DIRECTIONS |
Word for word, retype every entry in the listing.

[Source data]
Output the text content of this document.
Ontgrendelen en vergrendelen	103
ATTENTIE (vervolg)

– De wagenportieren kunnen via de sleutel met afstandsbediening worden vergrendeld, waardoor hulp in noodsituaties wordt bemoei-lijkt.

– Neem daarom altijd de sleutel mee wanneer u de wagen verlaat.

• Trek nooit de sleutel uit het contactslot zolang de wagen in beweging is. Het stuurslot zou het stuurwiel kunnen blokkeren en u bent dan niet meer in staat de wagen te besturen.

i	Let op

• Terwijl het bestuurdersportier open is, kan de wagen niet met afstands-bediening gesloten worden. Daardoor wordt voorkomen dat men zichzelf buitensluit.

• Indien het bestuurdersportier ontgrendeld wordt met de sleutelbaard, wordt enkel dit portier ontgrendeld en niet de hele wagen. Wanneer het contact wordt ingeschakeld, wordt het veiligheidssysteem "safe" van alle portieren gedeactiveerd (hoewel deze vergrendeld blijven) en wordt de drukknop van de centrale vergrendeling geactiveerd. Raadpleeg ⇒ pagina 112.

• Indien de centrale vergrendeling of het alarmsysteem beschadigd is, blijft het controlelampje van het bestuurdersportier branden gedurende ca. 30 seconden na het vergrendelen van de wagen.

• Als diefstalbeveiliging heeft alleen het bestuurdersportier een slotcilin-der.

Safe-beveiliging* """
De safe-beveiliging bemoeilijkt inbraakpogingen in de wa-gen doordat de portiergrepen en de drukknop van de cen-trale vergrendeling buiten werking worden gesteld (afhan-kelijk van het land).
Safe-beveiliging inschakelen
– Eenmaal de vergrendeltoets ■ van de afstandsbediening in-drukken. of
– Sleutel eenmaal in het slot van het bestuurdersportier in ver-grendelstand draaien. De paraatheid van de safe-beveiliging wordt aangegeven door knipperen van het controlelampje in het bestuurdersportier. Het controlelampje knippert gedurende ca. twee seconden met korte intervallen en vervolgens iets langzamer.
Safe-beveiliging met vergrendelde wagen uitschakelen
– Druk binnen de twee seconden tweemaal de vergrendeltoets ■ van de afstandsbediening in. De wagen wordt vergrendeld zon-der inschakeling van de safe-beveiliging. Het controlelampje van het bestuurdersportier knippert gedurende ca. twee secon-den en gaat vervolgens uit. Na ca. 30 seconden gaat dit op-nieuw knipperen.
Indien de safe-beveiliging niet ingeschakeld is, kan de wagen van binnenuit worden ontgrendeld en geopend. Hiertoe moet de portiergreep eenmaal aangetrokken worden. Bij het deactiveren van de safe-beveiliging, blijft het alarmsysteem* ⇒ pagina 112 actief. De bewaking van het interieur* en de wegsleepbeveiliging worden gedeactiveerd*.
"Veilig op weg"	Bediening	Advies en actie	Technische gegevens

EXPECTED OUTPUT |
Output the text content of this document.
Ontgrendelen en vergrendelen	103
ATTENTIE (vervolg)

– De wagenportieren kunnen via de sleutel met afstandsbediening worden vergrendeld, waardoor hulp in noodsituaties wordt bemoei-lijkt.

– Neem daarom altijd de sleutel mee wanneer u de wagen verlaat.

• Trek nooit de sleutel uit het contactslot zolang de wagen in beweging is. Het stuurslot zou het stuurwiel kunnen blokkeren en u bent dan niet meer in staat de wagen te besturen.

i	Let op

• Terwijl het bestuurdersportier open is, kan de wagen niet met afstands-bediening gesloten worden. Daardoor wordt voorkomen dat men zichzelf buitensluit.

• Indien het bestuurdersportier ontgrendeld wordt met de sleutelbaard, wordt enkel dit portier ontgrendeld en niet de hele wagen. Wanneer het contact wordt ingeschakeld, wordt het veiligheidssysteem "safe" van alle portieren gedeactiveerd (hoewel deze vergrendeld blijven) en wordt de drukknop van de centrale vergrendeling geactiveerd. Raadpleeg ⇒ pagina 112.

• Indien de centrale vergrendeling of het alarmsysteem beschadigd is, blijft het controlelampje van het bestuurdersportier branden gedurende ca. 30 seconden na het vergrendelen van de wagen.

• Als diefstalbeveiliging heeft alleen het bestuurdersportier een slotcilin-der.

Safe-beveiliging* """
De safe-beveiliging bemoeilijkt inbraakpogingen in de wa-gen doordat de portiergrepen en de drukknop van de cen-trale vergrendeling buiten werking worden gesteld (afhan-kelijk van het land).
Safe-beveiliging inschakelen
– Eenmaal de vergrendeltoets ■ van de afstandsbediening in-drukken. of
– Sleutel eenmaal in het slot van het bestuurdersportier in ver-grendelstand draaien. De paraatheid van de safe-beveiliging wordt aangegeven door knipperen van het controlelampje in het bestuurdersportier. Het controlelampje knippert gedurende ca. twee seconden met korte intervallen en vervolgens iets langzamer.
Safe-beveiliging met vergrendelde wagen uitschakelen
– Druk binnen de twee seconden tweemaal de vergrendeltoets ■ van de afstandsbediening in. De wagen wordt vergrendeld zon-der inschakeling van de safe-beveiliging. Het controlelampje van het bestuurdersportier knippert gedurende ca. twee secon-den en gaat vervolgens uit. Na ca. 30 seconden gaat dit op-nieuw knipperen.
Indien de safe-beveiliging niet ingeschakeld is, kan de wagen van binnenuit worden ontgrendeld en geopend. Hiertoe moet de portiergreep eenmaal aangetrokken worden. Bij het deactiveren van de safe-beveiliging, blijft het alarmsysteem* ⇒ pagina 112 actief. De bewaking van het interieur* en de wegsleepbeveiliging worden gedeactiveerd*.
"Veilig op weg"	Bediening	Advies en actie	Technische gegevens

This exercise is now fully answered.